Recorded data ▸
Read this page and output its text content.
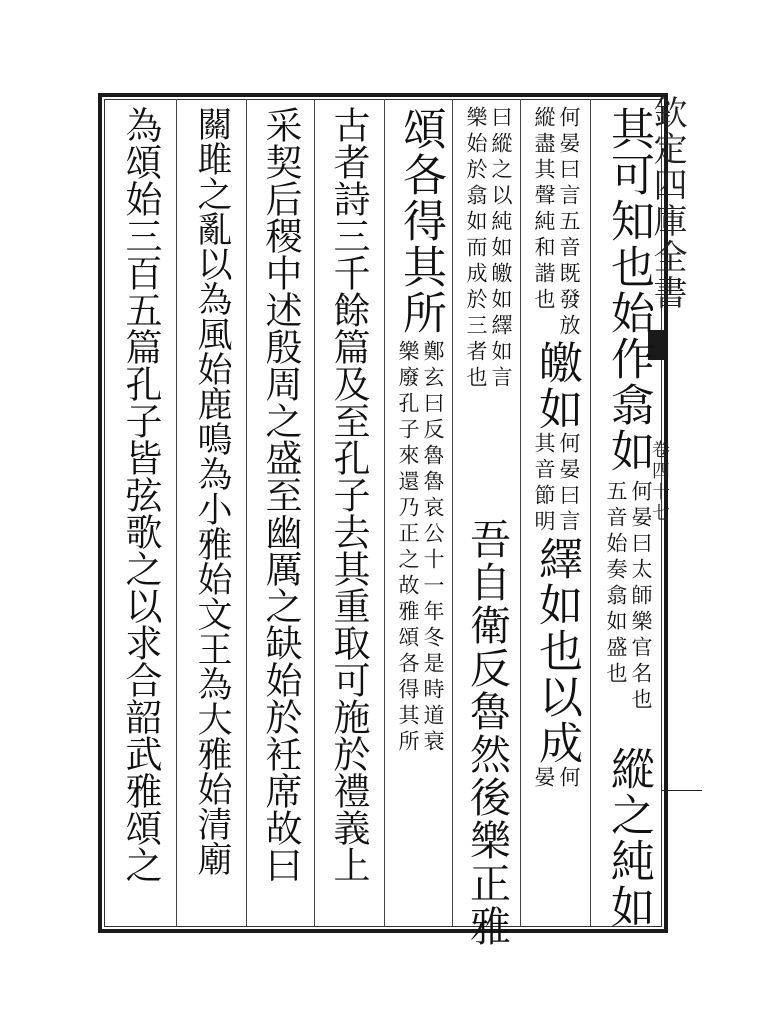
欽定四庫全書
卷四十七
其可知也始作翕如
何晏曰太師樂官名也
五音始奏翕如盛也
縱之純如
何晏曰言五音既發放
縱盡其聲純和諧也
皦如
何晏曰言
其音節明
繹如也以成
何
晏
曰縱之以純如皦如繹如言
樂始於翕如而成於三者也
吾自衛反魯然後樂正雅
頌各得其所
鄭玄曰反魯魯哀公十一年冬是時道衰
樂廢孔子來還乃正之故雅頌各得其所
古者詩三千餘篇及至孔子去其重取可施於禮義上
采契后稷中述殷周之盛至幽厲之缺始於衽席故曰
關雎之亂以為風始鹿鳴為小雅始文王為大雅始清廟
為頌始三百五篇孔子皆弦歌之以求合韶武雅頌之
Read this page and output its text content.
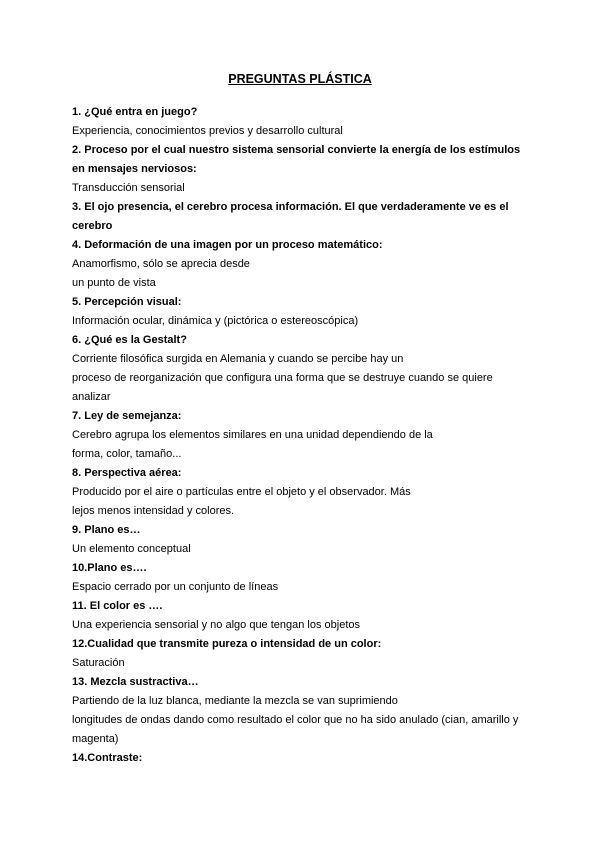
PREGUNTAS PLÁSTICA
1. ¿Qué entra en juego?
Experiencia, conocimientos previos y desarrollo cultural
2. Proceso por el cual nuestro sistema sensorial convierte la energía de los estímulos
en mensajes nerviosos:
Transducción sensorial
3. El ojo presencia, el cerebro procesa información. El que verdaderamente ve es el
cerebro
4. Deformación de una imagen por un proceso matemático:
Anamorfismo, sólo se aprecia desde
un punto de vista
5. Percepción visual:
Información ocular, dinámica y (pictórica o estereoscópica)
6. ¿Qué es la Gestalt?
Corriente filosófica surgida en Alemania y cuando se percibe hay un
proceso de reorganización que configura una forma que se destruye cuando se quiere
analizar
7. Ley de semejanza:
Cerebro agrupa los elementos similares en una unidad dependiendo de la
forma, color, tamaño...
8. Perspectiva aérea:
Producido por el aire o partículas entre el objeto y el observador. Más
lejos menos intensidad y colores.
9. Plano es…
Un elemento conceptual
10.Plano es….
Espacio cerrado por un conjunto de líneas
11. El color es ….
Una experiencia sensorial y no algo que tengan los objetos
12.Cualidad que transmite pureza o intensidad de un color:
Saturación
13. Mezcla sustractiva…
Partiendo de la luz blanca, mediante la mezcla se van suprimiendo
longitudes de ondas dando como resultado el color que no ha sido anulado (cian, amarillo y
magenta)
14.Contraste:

...

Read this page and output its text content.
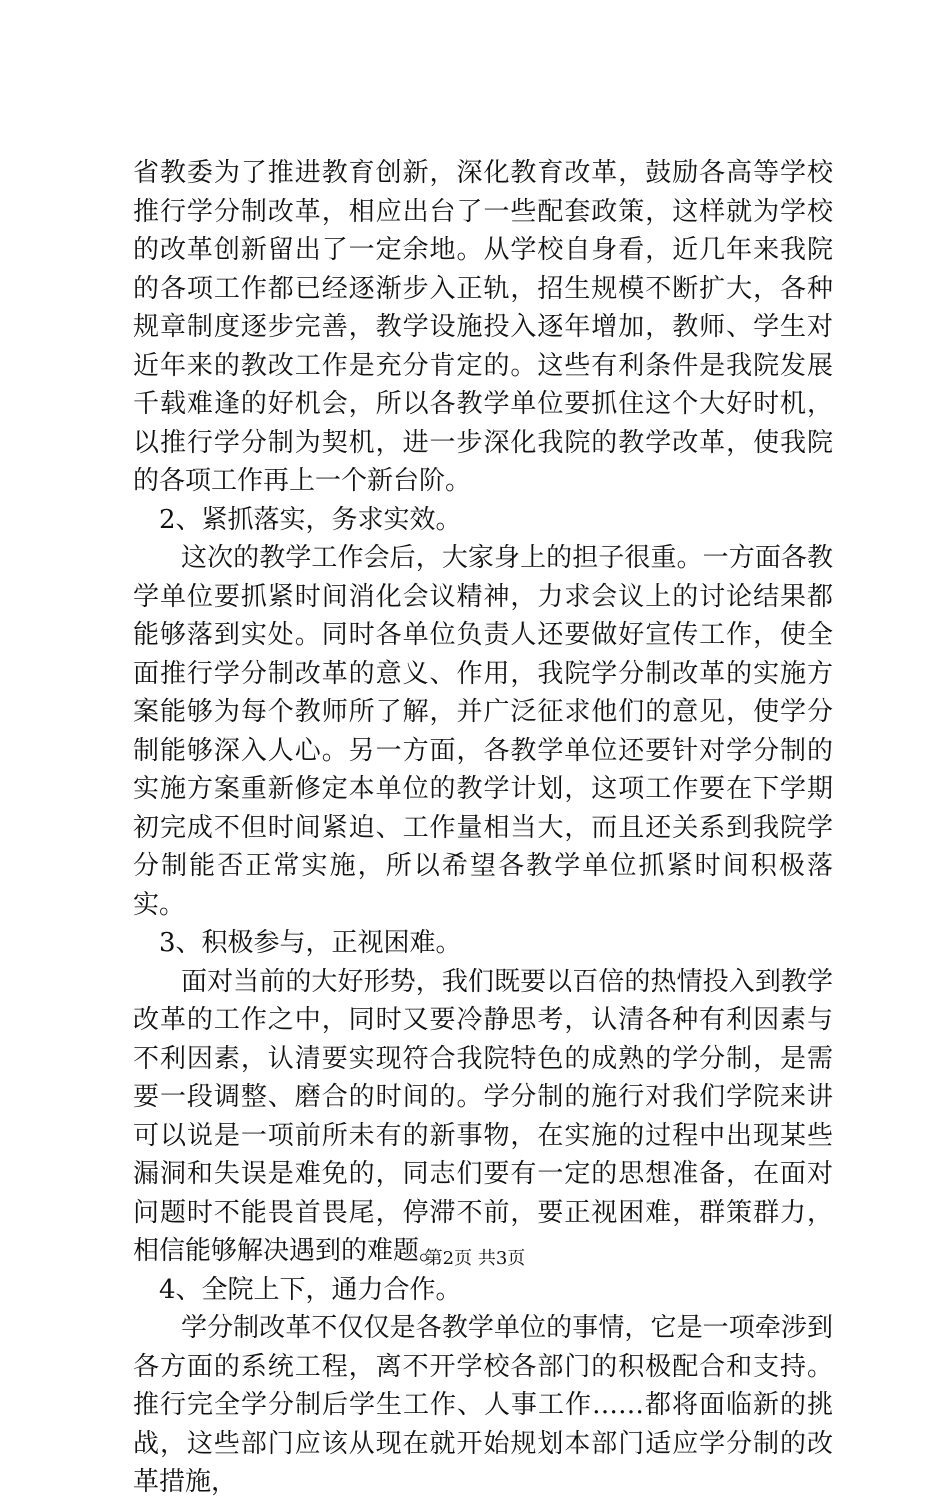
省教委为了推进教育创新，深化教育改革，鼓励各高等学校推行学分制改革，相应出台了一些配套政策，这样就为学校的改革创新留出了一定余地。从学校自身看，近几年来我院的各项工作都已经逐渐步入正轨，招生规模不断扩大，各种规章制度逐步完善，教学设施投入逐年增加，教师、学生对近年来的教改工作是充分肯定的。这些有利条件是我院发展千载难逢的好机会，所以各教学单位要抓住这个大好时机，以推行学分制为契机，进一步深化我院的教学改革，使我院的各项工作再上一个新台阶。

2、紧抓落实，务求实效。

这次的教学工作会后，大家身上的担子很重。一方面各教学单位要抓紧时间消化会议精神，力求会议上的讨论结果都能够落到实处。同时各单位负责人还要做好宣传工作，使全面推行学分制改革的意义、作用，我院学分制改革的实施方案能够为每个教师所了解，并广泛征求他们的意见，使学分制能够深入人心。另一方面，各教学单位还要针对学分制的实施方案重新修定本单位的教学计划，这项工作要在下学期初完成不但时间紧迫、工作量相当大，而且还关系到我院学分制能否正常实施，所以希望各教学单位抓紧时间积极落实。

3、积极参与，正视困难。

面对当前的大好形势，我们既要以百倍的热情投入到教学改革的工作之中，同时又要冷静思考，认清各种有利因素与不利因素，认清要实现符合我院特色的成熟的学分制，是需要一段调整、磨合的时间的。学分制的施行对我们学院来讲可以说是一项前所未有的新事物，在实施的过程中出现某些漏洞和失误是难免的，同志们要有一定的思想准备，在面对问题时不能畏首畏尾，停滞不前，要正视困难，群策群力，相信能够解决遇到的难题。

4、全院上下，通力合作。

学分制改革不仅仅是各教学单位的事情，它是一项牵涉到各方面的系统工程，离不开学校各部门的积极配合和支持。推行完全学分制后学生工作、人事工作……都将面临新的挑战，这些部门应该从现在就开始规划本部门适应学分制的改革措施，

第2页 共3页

Exercise prompt ▸ Gather every line containing the word "intensidad" and copy it.

Response to the task ▸
lejos menos intensidad y colores.
12.Cualidad que transmite pureza o intensidad de un color:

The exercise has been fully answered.